| The task |
Pick out the lines containing "recreation".

| Dataset records |
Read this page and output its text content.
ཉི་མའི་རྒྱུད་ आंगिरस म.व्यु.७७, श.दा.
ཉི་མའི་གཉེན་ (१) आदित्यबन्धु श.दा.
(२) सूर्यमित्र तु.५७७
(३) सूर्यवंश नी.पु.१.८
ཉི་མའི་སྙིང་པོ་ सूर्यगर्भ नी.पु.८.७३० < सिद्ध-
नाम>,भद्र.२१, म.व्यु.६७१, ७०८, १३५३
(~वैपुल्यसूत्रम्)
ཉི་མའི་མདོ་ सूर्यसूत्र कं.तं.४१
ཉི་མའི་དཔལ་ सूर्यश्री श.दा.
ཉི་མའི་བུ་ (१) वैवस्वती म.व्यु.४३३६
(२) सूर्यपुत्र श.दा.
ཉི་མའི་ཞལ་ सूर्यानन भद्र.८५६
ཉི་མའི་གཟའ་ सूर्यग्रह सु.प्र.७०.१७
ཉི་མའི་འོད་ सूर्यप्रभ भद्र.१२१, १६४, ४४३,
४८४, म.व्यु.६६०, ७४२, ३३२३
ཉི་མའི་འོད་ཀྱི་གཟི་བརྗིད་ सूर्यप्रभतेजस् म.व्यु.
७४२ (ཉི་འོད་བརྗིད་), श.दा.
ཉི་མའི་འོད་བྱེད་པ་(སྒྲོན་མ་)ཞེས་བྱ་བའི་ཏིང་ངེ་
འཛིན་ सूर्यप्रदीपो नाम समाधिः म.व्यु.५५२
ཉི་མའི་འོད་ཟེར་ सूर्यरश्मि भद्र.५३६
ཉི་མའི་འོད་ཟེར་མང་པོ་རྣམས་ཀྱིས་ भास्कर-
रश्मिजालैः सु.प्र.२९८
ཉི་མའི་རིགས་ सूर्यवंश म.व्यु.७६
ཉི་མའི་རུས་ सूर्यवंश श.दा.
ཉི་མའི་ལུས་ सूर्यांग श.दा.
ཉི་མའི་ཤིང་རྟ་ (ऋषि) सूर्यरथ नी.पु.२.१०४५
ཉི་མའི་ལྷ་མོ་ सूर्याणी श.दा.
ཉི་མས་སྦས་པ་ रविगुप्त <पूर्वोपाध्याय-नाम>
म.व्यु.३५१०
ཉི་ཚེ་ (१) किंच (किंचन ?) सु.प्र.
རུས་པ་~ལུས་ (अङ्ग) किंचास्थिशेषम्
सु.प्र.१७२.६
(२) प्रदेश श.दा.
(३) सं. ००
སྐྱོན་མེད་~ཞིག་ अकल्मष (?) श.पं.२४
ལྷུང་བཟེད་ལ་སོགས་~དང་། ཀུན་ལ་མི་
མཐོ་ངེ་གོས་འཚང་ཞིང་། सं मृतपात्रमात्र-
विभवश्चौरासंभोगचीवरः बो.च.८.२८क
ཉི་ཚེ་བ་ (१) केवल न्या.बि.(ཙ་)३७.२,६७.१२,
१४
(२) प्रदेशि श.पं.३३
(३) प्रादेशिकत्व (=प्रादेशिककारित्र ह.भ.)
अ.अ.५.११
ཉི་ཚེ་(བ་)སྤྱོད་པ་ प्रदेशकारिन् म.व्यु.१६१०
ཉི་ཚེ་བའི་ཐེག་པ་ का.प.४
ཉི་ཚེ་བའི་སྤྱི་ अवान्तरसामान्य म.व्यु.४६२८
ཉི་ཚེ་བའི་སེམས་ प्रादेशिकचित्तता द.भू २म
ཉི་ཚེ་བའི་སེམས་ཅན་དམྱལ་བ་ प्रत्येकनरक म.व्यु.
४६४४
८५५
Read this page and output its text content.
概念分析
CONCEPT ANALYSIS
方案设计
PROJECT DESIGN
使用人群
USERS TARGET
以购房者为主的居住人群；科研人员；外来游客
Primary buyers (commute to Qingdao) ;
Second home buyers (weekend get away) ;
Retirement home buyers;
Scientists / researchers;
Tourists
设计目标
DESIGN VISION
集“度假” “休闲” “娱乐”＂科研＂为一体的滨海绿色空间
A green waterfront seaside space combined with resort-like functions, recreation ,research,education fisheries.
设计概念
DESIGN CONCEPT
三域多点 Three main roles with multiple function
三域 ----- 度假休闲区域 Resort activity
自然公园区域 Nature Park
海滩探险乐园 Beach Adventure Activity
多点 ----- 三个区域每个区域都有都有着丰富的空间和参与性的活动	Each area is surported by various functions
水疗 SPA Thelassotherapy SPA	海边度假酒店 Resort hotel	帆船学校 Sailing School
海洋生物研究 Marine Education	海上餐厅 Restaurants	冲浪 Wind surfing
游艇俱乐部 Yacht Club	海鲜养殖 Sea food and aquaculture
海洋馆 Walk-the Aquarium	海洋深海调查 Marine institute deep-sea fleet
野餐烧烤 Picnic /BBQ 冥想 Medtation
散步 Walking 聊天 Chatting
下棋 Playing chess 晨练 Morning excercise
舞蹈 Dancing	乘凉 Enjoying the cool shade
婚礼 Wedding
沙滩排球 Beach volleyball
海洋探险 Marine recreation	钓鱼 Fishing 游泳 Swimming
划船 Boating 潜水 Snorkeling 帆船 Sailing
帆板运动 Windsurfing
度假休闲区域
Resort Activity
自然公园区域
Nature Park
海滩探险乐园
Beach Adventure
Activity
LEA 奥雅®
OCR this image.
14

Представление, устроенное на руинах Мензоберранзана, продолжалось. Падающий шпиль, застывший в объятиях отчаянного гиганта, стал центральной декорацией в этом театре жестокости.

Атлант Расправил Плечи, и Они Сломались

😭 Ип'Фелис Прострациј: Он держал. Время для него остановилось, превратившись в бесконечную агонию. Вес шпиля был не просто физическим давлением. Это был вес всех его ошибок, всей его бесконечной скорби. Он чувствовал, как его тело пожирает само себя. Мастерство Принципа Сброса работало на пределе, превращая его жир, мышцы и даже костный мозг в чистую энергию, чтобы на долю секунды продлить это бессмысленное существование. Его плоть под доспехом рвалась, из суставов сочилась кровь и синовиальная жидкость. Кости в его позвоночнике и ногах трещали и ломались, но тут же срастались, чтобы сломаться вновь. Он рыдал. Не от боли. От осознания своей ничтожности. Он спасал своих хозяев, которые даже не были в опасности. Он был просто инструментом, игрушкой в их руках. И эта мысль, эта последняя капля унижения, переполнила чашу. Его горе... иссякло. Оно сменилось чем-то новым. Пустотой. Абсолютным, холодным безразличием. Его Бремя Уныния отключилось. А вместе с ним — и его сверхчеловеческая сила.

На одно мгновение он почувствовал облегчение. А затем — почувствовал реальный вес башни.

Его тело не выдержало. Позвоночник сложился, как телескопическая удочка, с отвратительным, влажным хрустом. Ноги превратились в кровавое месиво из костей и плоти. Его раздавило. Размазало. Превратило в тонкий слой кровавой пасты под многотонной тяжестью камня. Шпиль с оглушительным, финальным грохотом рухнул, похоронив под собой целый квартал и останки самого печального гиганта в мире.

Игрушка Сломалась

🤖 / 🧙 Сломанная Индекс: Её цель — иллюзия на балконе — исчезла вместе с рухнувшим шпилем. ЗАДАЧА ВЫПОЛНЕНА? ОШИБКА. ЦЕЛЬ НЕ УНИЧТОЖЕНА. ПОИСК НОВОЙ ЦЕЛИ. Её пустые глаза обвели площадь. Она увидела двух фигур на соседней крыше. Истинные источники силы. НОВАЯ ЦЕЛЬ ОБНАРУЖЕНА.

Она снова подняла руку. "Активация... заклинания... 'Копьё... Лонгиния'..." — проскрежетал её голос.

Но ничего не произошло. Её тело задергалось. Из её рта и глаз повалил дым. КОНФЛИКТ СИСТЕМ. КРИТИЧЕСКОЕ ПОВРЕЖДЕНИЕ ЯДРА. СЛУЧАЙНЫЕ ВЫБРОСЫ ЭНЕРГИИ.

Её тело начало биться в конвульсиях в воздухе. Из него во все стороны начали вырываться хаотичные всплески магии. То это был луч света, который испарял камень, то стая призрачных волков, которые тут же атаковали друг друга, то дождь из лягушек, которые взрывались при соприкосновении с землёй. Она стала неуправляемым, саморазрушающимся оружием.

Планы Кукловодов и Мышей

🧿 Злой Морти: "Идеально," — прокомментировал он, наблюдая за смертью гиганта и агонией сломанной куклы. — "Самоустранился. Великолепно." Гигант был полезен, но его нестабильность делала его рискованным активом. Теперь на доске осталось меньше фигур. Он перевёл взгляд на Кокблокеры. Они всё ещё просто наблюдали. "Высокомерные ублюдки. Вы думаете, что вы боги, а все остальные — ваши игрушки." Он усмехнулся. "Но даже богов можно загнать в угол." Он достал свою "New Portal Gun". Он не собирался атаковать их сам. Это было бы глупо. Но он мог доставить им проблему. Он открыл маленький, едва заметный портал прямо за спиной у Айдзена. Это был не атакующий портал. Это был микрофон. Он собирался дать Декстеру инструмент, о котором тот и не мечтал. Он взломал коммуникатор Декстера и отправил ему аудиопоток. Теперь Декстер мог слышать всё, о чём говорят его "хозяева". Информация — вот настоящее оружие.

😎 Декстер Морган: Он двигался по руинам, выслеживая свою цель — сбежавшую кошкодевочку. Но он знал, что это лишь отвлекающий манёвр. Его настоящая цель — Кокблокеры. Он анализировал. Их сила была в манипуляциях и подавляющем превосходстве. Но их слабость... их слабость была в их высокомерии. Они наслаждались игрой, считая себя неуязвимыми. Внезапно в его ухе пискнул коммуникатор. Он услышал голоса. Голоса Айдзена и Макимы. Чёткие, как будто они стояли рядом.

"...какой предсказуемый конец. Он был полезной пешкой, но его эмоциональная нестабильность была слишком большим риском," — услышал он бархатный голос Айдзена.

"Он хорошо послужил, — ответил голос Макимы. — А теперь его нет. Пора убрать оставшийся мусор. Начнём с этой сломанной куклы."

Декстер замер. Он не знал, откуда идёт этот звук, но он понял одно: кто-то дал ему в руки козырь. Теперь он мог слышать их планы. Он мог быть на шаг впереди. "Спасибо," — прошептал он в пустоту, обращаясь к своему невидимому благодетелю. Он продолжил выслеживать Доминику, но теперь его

| Task answer |
A green waterfront seaside space combined with resort-like functions, recreation ,research,education fisheries.
海洋探险 Marine recreation	钓鱼 Fishing 游泳 Swimming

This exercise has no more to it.